[start Records to process]

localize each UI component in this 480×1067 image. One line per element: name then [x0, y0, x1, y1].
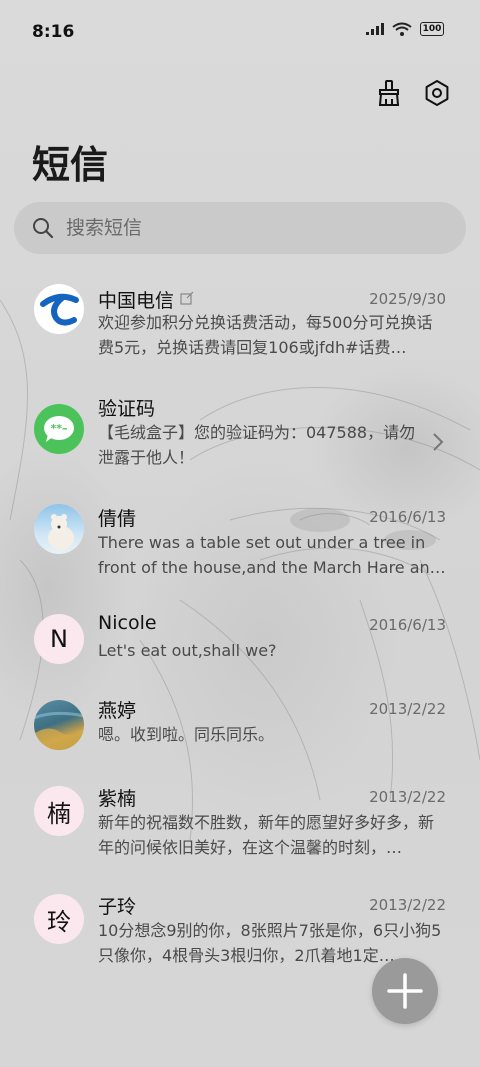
- broom-icon[interactable]: [374, 78, 404, 108]
- svg-text:**–: **–: [50, 422, 67, 435]
- chevron-right-icon: [433, 433, 444, 451]
- conversation-row[interactable]: 倩倩 2016/6/13 There was a table set out u…: [0, 492, 480, 602]
- conversation-row[interactable]: N Nicole 2016/6/13 Let's eat out,shall w…: [0, 602, 480, 690]
- page-title: 短信: [32, 143, 109, 187]
- status-time: 8:16: [32, 22, 75, 42]
- battery-indicator: 100: [420, 22, 444, 36]
- conversation-list: 中国电信 2025/9/30 欢迎参加积分兑换话费活动，每500分可兑换话费5元…: [0, 272, 480, 992]
- top-actions: [374, 78, 452, 108]
- conversation-row[interactable]: 燕婷 2013/2/22 嗯。收到啦。同乐同乐。: [0, 690, 480, 774]
- message-date: 2013/2/22: [369, 700, 446, 718]
- message-date: 2013/2/22: [369, 788, 446, 806]
- search-bar[interactable]: [14, 202, 466, 254]
- external-link-icon: [180, 291, 194, 305]
- contact-name: 中国电信: [98, 286, 194, 313]
- message-preview: There was a table set out under a tree i…: [98, 533, 446, 577]
- message-date: 2025/9/30: [369, 290, 446, 308]
- message-preview: 嗯。收到啦。同乐同乐。: [98, 725, 275, 744]
- search-input[interactable]: [64, 216, 428, 240]
- message-preview: 【毛绒盒子】您的验证码为：047588，请勿泄露于他人！: [98, 423, 416, 467]
- message-date: 2016/6/13: [369, 508, 446, 526]
- avatar: 楠: [34, 786, 84, 836]
- message-date: 2016/6/13: [369, 616, 446, 634]
- contact-name: Nicole: [98, 612, 157, 634]
- polar-bear-photo: [34, 504, 84, 554]
- conversation-row[interactable]: 中国电信 2025/9/30 欢迎参加积分兑换话费活动，每500分可兑换话费5元…: [0, 272, 480, 382]
- contact-name: 紫楠: [98, 788, 137, 810]
- avatar: N: [34, 614, 84, 664]
- search-icon: [33, 218, 54, 239]
- avatar: 玲: [34, 894, 84, 944]
- contact-name: 验证码: [98, 398, 156, 420]
- status-icons: 100: [366, 22, 444, 36]
- contact-name: 燕婷: [98, 700, 137, 722]
- signal-icon: [366, 23, 384, 35]
- settings-icon[interactable]: [422, 78, 452, 108]
- verification-code-icon: **–: [34, 404, 84, 454]
- plus-icon: [387, 973, 423, 1009]
- conversation-row[interactable]: **– 验证码 【毛绒盒子】您的验证码为：047588，请勿泄露于他人！: [0, 382, 480, 492]
- contact-name: 倩倩: [98, 508, 137, 530]
- message-preview: Let's eat out,shall we?: [98, 641, 277, 660]
- china-telecom-logo: [34, 284, 84, 334]
- message-preview: 欢迎参加积分兑换话费活动，每500分可兑换话费5元，兑换话费请回复106或jfd…: [98, 313, 433, 357]
- contact-name: 子玲: [98, 896, 137, 918]
- landscape-photo: [34, 700, 84, 750]
- compose-button[interactable]: [372, 958, 438, 1024]
- message-date: 2013/2/22: [369, 896, 446, 914]
- status-bar: 8:16 100: [0, 0, 480, 66]
- message-preview: 新年的祝福数不胜数，新年的愿望好多好多，新年的问候依旧美好，在这个温馨的时刻，…: [98, 813, 435, 857]
- conversation-row[interactable]: 楠 紫楠 2013/2/22 新年的祝福数不胜数，新年的愿望好多好多，新年的问候…: [0, 774, 480, 882]
- wifi-icon: [392, 22, 412, 36]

[end Records to process]

◆ **Job**: Return each line of the items above word for word, leaving the pictures out.

◆ **Output for this exercise**:
localize each UI component in this 480×1067 image. One line per element: name then [x0, y0, x1, y1].
- broom-icon[interactable]: [374, 78, 404, 108]
- svg-text:**–: **–: [50, 422, 67, 435]
- chevron-right-icon: [433, 433, 444, 451]
- conversation-row[interactable]: 倩倩 2016/6/13 There was a table set out u…: [0, 492, 480, 602]
- conversation-row[interactable]: N Nicole 2016/6/13 Let's eat out,shall w…: [0, 602, 480, 690]
- page-title: 短信: [32, 143, 109, 187]
- status-time: 8:16: [32, 22, 75, 42]
- battery-indicator: 100: [420, 22, 444, 36]
- conversation-list: 中国电信 2025/9/30 欢迎参加积分兑换话费活动，每500分可兑换话费5元…: [0, 272, 480, 992]
- top-actions: [374, 78, 452, 108]
- conversation-row[interactable]: 燕婷 2013/2/22 嗯。收到啦。同乐同乐。: [0, 690, 480, 774]
- message-date: 2013/2/22: [369, 700, 446, 718]
- message-date: 2013/2/22: [369, 788, 446, 806]
- search-bar[interactable]: [14, 202, 466, 254]
- external-link-icon: [180, 291, 194, 305]
- contact-name: 中国电信: [98, 286, 194, 313]
- message-preview: There was a table set out under a tree i…: [98, 533, 446, 577]
- message-date: 2025/9/30: [369, 290, 446, 308]
- message-preview: 嗯。收到啦。同乐同乐。: [98, 725, 275, 744]
- search-input[interactable]: [64, 216, 428, 240]
- message-preview: 【毛绒盒子】您的验证码为：047588，请勿泄露于他人！: [98, 423, 416, 467]
- message-date: 2016/6/13: [369, 508, 446, 526]
- avatar: 楠: [34, 786, 84, 836]
- message-date: 2016/6/13: [369, 616, 446, 634]
- contact-name: Nicole: [98, 612, 157, 634]
- polar-bear-photo: [34, 504, 84, 554]
- conversation-row[interactable]: 中国电信 2025/9/30 欢迎参加积分兑换话费活动，每500分可兑换话费5元…: [0, 272, 480, 382]
- contact-name: 紫楠: [98, 788, 137, 810]
- avatar: N: [34, 614, 84, 664]
- search-icon: [33, 218, 54, 239]
- avatar: 玲: [34, 894, 84, 944]
- contact-name: 验证码: [98, 398, 156, 420]
- status-icons: 100: [366, 22, 444, 36]
- contact-name: 燕婷: [98, 700, 137, 722]
- signal-icon: [366, 23, 384, 35]
- settings-icon[interactable]: [422, 78, 452, 108]
- verification-code-icon: **–: [34, 404, 84, 454]
- plus-icon: [387, 973, 423, 1009]
- conversation-row[interactable]: **– 验证码 【毛绒盒子】您的验证码为：047588，请勿泄露于他人！: [0, 382, 480, 492]
- contact-name: 倩倩: [98, 508, 137, 530]
- message-preview: Let's eat out,shall we?: [98, 641, 277, 660]
- china-telecom-logo: [34, 284, 84, 334]
- message-preview: 欢迎参加积分兑换话费活动，每500分可兑换话费5元，兑换话费请回复106或jfd…: [98, 313, 433, 357]
- contact-name: 子玲: [98, 896, 137, 918]
- landscape-photo: [34, 700, 84, 750]
- compose-button[interactable]: [372, 958, 438, 1024]
- message-date: 2013/2/22: [369, 896, 446, 914]
- status-bar: 8:16 100: [0, 0, 480, 66]
- message-preview: 新年的祝福数不胜数，新年的愿望好多好多，新年的问候依旧美好，在这个温馨的时刻，…: [98, 813, 435, 857]
- conversation-row[interactable]: 楠 紫楠 2013/2/22 新年的祝福数不胜数，新年的愿望好多好多，新年的问候…: [0, 774, 480, 882]
- wifi-icon: [392, 22, 412, 36]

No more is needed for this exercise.